Wherever the string "love" occurs in a line of these records, report that line.

>> START Data rows

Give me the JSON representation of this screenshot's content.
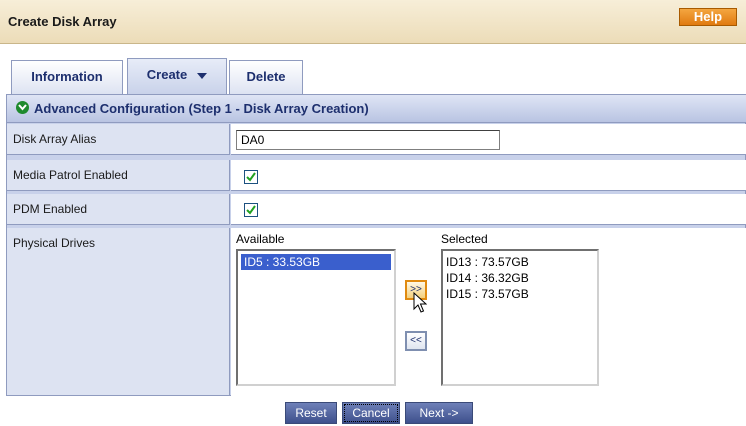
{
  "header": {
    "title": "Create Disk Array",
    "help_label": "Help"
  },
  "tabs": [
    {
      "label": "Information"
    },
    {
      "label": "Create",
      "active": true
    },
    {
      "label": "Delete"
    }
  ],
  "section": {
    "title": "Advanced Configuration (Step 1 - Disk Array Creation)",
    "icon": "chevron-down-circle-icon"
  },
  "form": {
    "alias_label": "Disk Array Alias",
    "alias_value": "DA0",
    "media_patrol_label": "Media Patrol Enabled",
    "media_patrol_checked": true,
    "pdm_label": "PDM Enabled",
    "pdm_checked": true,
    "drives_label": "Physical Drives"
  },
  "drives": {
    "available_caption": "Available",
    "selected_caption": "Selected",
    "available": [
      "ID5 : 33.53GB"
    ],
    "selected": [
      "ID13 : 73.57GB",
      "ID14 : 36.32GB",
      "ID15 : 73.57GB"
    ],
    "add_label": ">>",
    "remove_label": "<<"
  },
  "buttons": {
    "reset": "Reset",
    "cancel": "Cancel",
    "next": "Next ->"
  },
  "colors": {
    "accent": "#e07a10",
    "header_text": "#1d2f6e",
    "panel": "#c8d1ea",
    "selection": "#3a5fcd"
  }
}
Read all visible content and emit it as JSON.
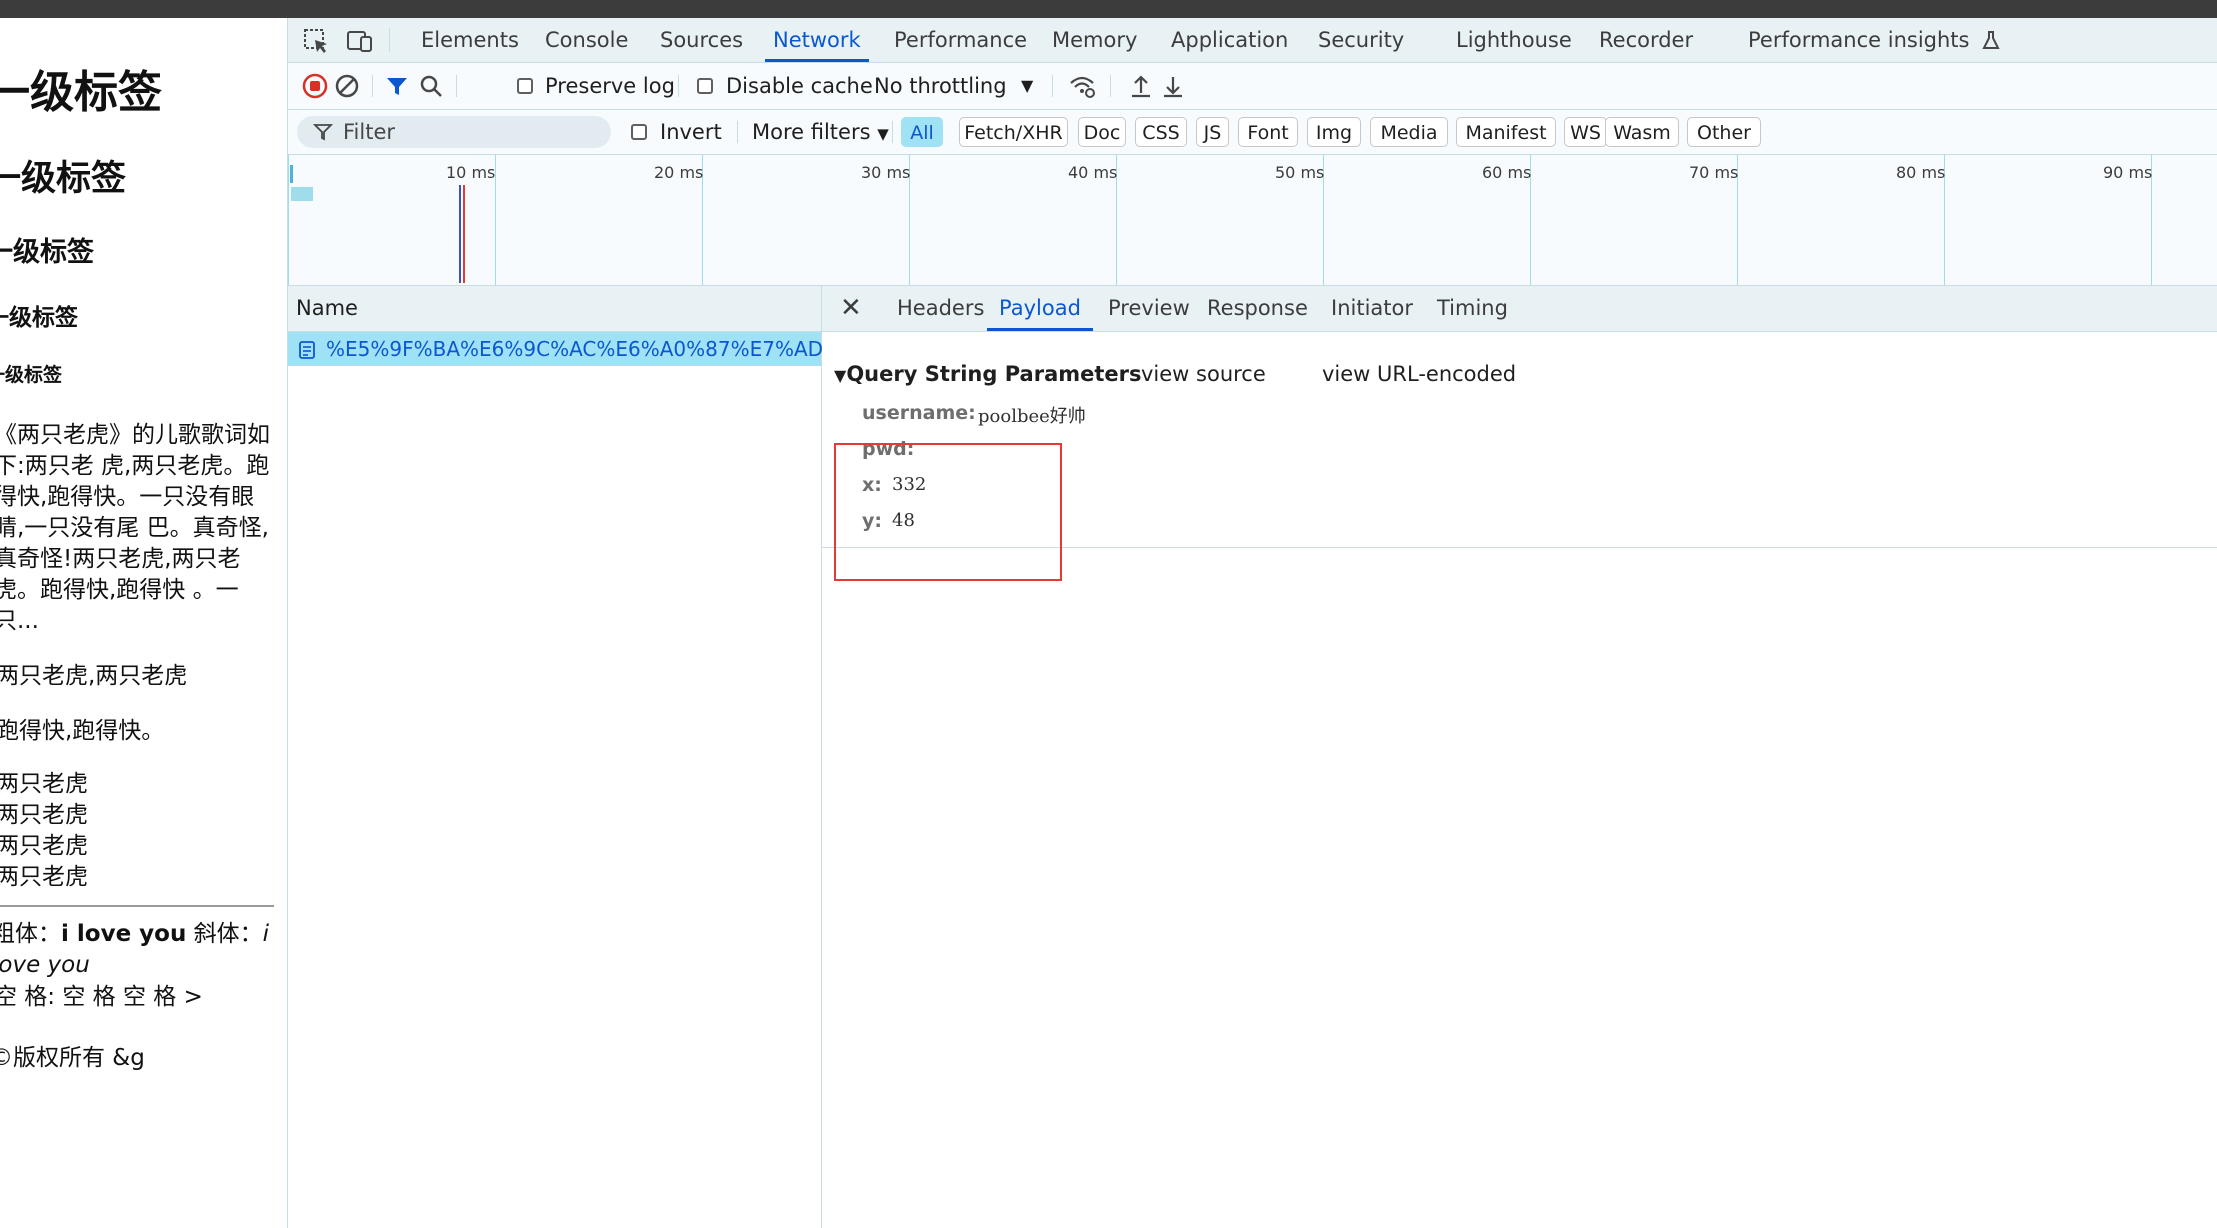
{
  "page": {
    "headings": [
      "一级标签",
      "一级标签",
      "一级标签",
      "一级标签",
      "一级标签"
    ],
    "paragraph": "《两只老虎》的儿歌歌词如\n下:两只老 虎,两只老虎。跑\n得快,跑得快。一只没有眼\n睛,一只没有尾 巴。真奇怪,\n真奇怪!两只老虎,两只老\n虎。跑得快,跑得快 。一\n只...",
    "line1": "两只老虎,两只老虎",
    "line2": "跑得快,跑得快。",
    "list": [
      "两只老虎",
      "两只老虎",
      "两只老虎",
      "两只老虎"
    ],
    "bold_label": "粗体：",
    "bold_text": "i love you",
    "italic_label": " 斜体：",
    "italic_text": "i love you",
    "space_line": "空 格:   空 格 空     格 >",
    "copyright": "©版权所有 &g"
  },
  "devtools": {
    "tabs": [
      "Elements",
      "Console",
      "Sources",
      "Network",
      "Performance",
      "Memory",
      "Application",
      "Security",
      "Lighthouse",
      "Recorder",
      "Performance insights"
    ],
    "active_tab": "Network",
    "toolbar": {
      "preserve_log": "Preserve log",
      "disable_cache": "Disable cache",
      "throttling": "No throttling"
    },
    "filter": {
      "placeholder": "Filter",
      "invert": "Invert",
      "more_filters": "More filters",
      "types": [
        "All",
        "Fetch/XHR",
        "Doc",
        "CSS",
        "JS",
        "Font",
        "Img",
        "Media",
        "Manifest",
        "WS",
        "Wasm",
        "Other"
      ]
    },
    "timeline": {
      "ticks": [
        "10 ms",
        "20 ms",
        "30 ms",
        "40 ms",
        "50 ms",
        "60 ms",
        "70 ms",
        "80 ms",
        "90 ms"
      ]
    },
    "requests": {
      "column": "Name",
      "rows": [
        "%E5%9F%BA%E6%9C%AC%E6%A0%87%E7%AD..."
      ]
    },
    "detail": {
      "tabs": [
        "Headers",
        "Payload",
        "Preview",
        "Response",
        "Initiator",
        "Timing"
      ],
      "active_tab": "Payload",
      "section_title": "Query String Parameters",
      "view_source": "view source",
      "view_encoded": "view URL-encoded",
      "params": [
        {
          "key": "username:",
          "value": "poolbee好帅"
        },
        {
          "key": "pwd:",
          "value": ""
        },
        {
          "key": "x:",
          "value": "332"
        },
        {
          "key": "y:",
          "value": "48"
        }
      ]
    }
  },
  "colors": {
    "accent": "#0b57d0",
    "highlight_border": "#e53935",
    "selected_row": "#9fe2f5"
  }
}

>> END Data rows

### Written reply
    "bold_text": "i love you",
    "italic_text": "i love you",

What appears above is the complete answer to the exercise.